**Exercise directions**
Among the lines below, count those with "JSON". Give only the number.

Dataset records
+++
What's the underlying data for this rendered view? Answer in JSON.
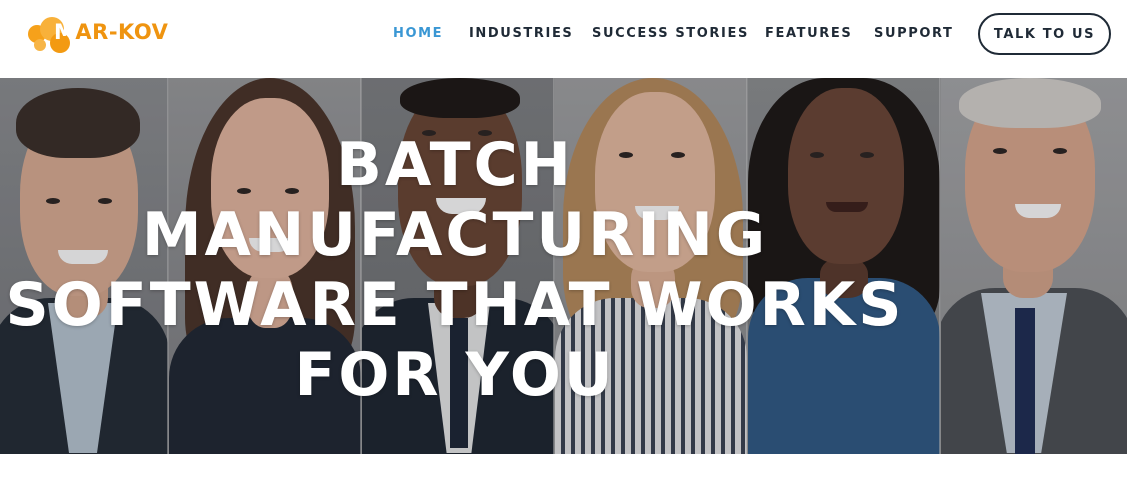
{
  "header": {
    "logo": {
      "first_letter": "M",
      "rest": "AR-KOV",
      "icon": "orange-bubbles-icon"
    },
    "nav": [
      {
        "label": "HOME",
        "active": true
      },
      {
        "label": "INDUSTRIES",
        "active": false
      },
      {
        "label": "SUCCESS STORIES",
        "active": false
      },
      {
        "label": "FEATURES",
        "active": false
      },
      {
        "label": "SUPPORT",
        "active": false
      }
    ],
    "cta_label": "TALK TO US"
  },
  "hero": {
    "title_lines": [
      "BATCH",
      "MANUFACTURING",
      "SOFTWARE THAT WORKS",
      "FOR YOU"
    ],
    "image_description_icons": [
      "person-photo-1",
      "person-photo-2",
      "person-photo-3",
      "person-photo-4",
      "person-photo-5",
      "person-photo-6"
    ]
  },
  "colors": {
    "brand_orange": "#f39a12",
    "nav_active": "#3a97d4",
    "nav_text": "#1f2a36",
    "hero_text": "#ffffff"
  }
}
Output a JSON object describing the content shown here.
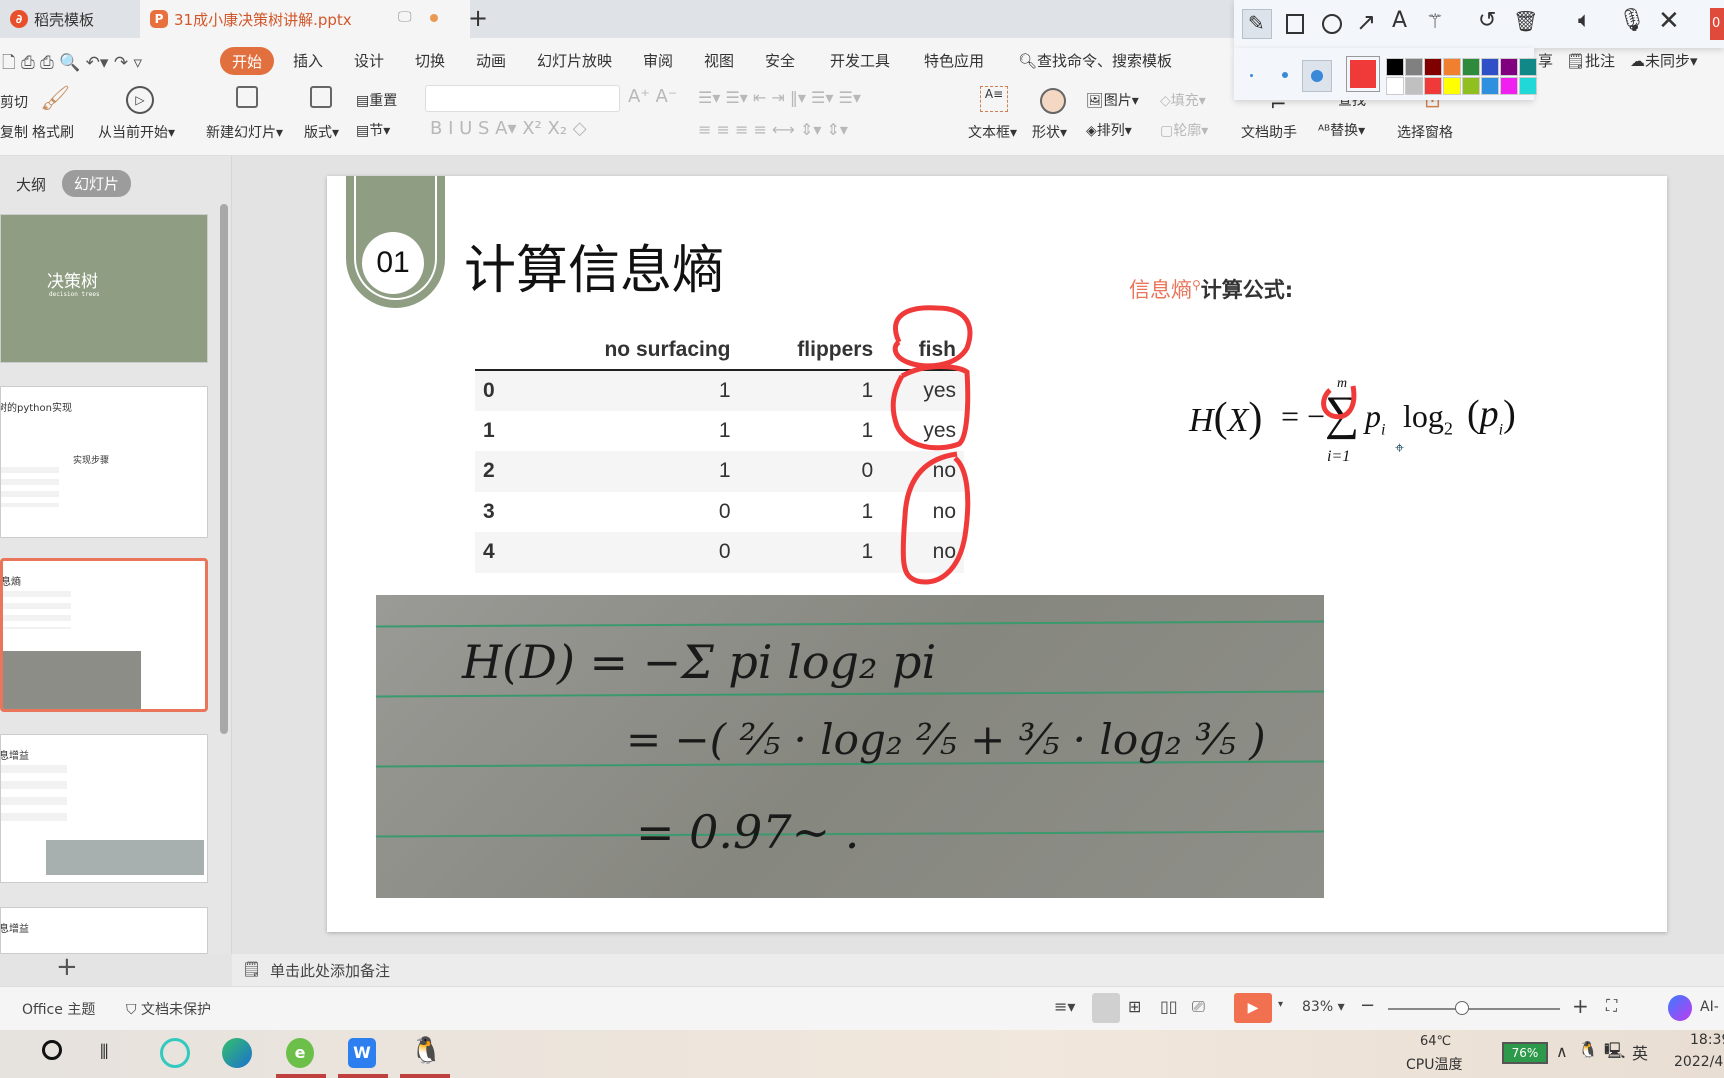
{
  "tabs": [
    {
      "label": "稻壳模板",
      "active": false
    },
    {
      "label": "31成小康决策树讲解.pptx",
      "active": true
    }
  ],
  "new_tab": "+",
  "menu": {
    "home": "开始",
    "items": [
      "插入",
      "设计",
      "切换",
      "动画",
      "幻灯片放映",
      "审阅",
      "视图",
      "安全",
      "开发工具",
      "特色应用"
    ],
    "search": "查找命令、搜索模板"
  },
  "ribbon": {
    "cut": "剪切",
    "copy": "复制",
    "format_painter": "格式刷",
    "play_from_current": "从当前开始",
    "new_slide": "新建幻灯片",
    "layout": "版式",
    "reset": "重置",
    "section": "节",
    "textbox": "文本框",
    "shape": "形状",
    "picture": "图片",
    "arrange": "排列",
    "fill": "填充",
    "outline": "轮廓",
    "doc_assistant": "文档助手",
    "find": "查找",
    "replace": "替换",
    "select_pane": "选择窗格",
    "share": "享",
    "comment": "批注",
    "sync": "未同步"
  },
  "annotation_toolbar": {
    "tools": [
      "pencil-icon",
      "rectangle-icon",
      "circle-icon",
      "arrow-icon",
      "text-icon",
      "magic-wand-icon",
      "undo-icon",
      "trash-icon",
      "speaker-icon",
      "mic-icon",
      "close-icon"
    ],
    "badge": "0",
    "selected_color": "#f03a3a",
    "palette": [
      "#000000",
      "#808080",
      "#800000",
      "#f08030",
      "#2e8b3e",
      "#3050c8",
      "#800080",
      "#108888",
      "#ffffff",
      "#c0c0c0",
      "#f03a3a",
      "#ffff00",
      "#90c020",
      "#3090e0",
      "#f020f0",
      "#20d8d8"
    ]
  },
  "leftpane": {
    "outline_tab": "大纲",
    "slides_tab": "幻灯片",
    "thumb1_title": "决策树",
    "thumb1_subtitle": "decision trees",
    "thumb2_title": "树的python实现",
    "thumb2_steps": "实现步骤",
    "thumb3_title": "息熵",
    "thumb4_title": "息增益",
    "thumb5_title": "息增益",
    "add": "+"
  },
  "slide": {
    "number": "01",
    "title": "计算信息熵",
    "formula_label_red": "信息熵",
    "formula_label": "计算公式:",
    "formula": {
      "lhs": "H",
      "arg": "X",
      "eq": "= −",
      "sum": "∑",
      "upper": "m",
      "lower": "i=1",
      "p": "p",
      "sub": "i",
      "log": "log",
      "base": "2"
    },
    "table": {
      "headers": [
        "",
        "no surfacing",
        "flippers",
        "fish"
      ],
      "rows": [
        [
          "0",
          "1",
          "1",
          "yes"
        ],
        [
          "1",
          "1",
          "1",
          "yes"
        ],
        [
          "2",
          "1",
          "0",
          "no"
        ],
        [
          "3",
          "0",
          "1",
          "no"
        ],
        [
          "4",
          "0",
          "1",
          "no"
        ]
      ]
    },
    "handwriting": [
      "H(D) = −Σ pi log₂ pi",
      "= −( ⅖ · log₂ ⅖ + ⅗ · log₂ ⅗ )",
      "= 0.97~ ."
    ],
    "annotation_color": "#f03a3a"
  },
  "notes_placeholder": "单击此处添加备注",
  "status": {
    "theme": "Office 主题",
    "protect": "文档未保护",
    "zoom": "83%",
    "zoom_level": 83,
    "ai": "AI-"
  },
  "taskbar": {
    "temp": "64℃",
    "temp_label": "CPU温度",
    "battery": "76%",
    "ime": "英",
    "time": "18:39",
    "date": "2022/4"
  }
}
+++
**Answer to this exercise**
2